*Activity list*.
1/ From the hemochromatosis study text, list the criteria a proband had to meet to be included in the study.
2/ Answer these questions using the hemochromatosis study text:
(a) In North America, where have HLA haplotype frequencies for hemochromatosis patients and control subjects been reported?
(b) Which institutions' review boards approved the work?
(c) How many probands had haplotype data?
3/ Please carry the hemochromatosis study text forward from its last sentence.

In North America, phenotype frequencies of HLA alleles in persons with hemochromatosis and in control populations have been reported from Canada, Utah, and Minnesota [17–19]. HLA haplotype frequencies for hemochromatosis patients and control subjects in North America have been reported only from Utah . The purpose of the present work was to quantify and analyze the frequencies of HLA-A and -B alleles and haplotypes in hemochromatosis probands with C282Y homozygosity in central Alabama, and to compare the present results to those reported in other populations.
Subjects and Methods
Selection of subjects
The performance of this work was approved by the Institutional Review Boards of Brookwood Medical Center and the University of Alabama at Birmingham. A presumptive diagnosis of hemochromatosis was established using an elevated transferrin saturation criterion; each proband was subsequently evaluated for iron overload and its complications [21–23]. All probands in the present study were white adults (> 18 years of age). Probands were included who had: a) diagnosis of hemochromatosis in routine medical care during the interval 1997 – 2001; b) C282Y homozygosity; c) available HLA-A and -B typing; and d) residence in central Alabama. No patient declined to undergo HFE mutation analysis after it was determined that he/she had a hemochromatosis phenotype. There were A and B typing data in 139 probands. Haplotypes could not be determined in 21 probands due to similarities in alleles of probands and family members, or due to unavailability of family members for analysis. Thus, there were haplotype data on 118 probands.

(Collection entries)
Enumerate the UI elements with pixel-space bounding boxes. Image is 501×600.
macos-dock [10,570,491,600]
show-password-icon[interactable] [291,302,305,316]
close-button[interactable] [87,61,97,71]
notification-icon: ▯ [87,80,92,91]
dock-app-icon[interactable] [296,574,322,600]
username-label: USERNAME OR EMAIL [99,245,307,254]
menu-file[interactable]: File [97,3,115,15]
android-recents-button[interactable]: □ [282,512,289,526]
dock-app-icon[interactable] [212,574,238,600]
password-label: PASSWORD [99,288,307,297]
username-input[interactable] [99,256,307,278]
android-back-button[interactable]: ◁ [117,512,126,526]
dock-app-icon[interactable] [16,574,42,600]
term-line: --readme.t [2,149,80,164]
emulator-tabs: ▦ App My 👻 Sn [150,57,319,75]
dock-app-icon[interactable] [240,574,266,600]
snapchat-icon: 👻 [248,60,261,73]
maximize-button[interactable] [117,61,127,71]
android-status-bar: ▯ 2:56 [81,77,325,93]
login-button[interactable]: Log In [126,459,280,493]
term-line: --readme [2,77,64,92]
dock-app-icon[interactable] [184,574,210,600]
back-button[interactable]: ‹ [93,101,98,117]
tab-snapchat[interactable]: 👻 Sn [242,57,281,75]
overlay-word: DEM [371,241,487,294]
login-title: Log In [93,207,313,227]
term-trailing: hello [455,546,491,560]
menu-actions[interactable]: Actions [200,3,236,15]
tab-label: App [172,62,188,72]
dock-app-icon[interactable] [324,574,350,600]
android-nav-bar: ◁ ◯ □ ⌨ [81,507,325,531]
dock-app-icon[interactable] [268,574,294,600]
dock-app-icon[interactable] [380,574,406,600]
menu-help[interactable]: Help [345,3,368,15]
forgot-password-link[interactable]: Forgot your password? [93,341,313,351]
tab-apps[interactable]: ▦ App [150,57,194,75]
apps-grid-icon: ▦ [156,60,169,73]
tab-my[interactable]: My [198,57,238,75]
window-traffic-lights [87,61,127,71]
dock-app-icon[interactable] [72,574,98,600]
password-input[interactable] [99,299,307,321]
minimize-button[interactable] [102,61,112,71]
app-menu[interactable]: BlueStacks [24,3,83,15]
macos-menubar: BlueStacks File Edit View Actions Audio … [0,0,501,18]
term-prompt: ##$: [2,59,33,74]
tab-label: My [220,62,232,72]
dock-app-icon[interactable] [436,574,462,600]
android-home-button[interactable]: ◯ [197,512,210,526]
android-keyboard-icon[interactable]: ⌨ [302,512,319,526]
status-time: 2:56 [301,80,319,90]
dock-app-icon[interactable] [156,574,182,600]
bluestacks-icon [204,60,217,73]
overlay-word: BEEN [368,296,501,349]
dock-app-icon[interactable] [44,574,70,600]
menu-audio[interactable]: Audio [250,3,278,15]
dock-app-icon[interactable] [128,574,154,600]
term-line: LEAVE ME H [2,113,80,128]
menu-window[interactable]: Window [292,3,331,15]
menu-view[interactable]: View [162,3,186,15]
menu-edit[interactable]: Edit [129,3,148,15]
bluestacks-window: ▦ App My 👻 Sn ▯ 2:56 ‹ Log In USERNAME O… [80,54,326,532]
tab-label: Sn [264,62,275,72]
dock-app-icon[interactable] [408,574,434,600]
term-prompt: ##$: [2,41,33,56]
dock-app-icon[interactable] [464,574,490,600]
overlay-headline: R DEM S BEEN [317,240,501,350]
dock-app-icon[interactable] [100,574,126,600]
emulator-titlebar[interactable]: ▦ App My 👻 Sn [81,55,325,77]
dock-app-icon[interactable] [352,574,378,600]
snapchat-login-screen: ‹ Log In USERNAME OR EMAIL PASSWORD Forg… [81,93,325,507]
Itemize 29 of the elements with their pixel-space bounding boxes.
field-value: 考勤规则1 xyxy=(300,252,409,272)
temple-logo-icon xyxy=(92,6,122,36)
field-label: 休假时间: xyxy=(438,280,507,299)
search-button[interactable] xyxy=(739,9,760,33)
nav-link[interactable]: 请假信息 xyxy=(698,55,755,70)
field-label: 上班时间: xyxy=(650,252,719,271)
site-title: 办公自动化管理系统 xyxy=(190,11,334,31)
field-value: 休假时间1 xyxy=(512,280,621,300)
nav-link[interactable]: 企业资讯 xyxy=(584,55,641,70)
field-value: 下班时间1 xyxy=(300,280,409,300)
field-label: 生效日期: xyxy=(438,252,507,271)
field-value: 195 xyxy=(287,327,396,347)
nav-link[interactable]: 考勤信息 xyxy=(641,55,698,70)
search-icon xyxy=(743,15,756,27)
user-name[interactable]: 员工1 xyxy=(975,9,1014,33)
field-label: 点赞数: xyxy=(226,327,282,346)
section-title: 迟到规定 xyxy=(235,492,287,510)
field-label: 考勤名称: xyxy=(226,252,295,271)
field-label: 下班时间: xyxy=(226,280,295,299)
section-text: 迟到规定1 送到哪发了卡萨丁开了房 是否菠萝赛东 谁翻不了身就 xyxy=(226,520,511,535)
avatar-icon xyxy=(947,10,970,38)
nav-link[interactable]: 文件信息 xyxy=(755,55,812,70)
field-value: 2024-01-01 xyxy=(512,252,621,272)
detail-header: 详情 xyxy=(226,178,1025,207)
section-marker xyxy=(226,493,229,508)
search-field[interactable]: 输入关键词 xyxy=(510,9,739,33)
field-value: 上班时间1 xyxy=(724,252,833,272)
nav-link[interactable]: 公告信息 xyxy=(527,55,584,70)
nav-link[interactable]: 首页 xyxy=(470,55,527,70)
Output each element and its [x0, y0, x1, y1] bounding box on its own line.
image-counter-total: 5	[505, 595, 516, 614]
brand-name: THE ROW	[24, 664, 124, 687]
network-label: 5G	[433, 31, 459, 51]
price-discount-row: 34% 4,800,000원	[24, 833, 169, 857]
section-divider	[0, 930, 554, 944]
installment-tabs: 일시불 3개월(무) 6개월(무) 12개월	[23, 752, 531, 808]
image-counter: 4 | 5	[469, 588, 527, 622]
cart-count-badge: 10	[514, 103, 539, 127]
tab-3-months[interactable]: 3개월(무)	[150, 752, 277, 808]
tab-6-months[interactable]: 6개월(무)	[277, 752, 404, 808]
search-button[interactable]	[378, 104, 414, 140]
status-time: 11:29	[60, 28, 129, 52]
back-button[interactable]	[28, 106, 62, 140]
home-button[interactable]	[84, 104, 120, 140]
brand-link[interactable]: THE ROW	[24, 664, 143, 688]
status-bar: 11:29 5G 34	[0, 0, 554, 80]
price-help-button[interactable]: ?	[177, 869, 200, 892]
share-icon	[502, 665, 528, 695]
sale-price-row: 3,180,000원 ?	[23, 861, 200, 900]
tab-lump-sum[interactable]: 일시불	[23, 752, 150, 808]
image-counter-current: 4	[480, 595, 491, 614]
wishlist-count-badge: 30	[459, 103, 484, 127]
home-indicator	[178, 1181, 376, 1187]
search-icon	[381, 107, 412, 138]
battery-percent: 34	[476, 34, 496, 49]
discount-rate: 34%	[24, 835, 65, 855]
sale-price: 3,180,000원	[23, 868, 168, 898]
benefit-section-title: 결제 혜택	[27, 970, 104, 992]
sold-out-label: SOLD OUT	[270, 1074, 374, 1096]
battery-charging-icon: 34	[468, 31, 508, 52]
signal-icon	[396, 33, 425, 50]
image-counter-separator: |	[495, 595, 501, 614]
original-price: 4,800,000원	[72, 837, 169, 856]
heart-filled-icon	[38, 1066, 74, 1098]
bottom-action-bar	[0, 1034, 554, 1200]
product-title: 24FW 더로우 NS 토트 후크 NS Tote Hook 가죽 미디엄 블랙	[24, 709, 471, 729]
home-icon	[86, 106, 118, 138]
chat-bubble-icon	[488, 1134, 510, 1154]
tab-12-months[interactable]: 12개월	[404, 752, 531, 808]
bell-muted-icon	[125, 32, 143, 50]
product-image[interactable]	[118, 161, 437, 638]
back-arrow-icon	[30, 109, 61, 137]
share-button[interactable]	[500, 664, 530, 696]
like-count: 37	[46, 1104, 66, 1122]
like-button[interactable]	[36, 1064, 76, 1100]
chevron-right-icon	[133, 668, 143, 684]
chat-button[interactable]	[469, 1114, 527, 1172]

*Expected results*.
1/
- Diagnosis of hemochromatosis in routine medical care during the interval 1997 – 2001
- C282Y homozygosity
- Available HLA-A and -B typing
- Residence in central Alabama

2/
(a) Only from Utah.
(b) Brookwood Medical Center and the University of Alabama at Birmingham.
(c) 118.

3/
Data from 1,321 apparently normal, unrelated white adult subjects from Alabama who had undergone A and B phenotype analysis as part of paternity testing were used to estimate allele and gene frequencies [; R.T. Acton, unpublished observations]. A and B haplotypes were determined in 605 unrelated white subjects from Alabama (children and their mothers and/or putative fathers) who had undergone testing to establish paternity.
Serum iron concentration, transferrin saturation, and serum ferritin concentration were measured using automated clinical methods. Sections of liver biopsy specimens were stained using hematoxylin and eosin, Masson's trichrome, and Perls' Prussian blue techniques; intrahepatocytic iron was graded according to the method of Scheuer et al. .
HFE mutation analysis was performed as previously described . A and B alleles were detected using low-resolution DNA-based typing (PCR/sequence-specific oligonucleotide probe) in probands . Control subjects were tested using the microdroplet lymphocytotoxicity test ; subjects were evaluated using antisera that detected allele assignments described in the 9th International Histocompatibility Workshop . Because the levels of resolution of the DNA-based and serological typing methods we used are similar, alleles detected by these respective methods provide concordant allele assignments, with the exception of B*70 and B*71 that were not detected by serological methods. HFE mutation analysis and HLA typing of family members were performed to permit assignment of Ch6p haplotypes. In each proband in whom a single A or B allele was detected by DNA-based typing, we verified the allele(s) and set phase to ascertain haplotypes of the proband using HFE and HLA analyses of appropriate family members. For the present analysis, all haplotypes were defined only by A and B alleles, and the ancestral haplotype was defined as a hemochromatosis-associated Ch6p bearing A*03-B*07 and HFE C282Y.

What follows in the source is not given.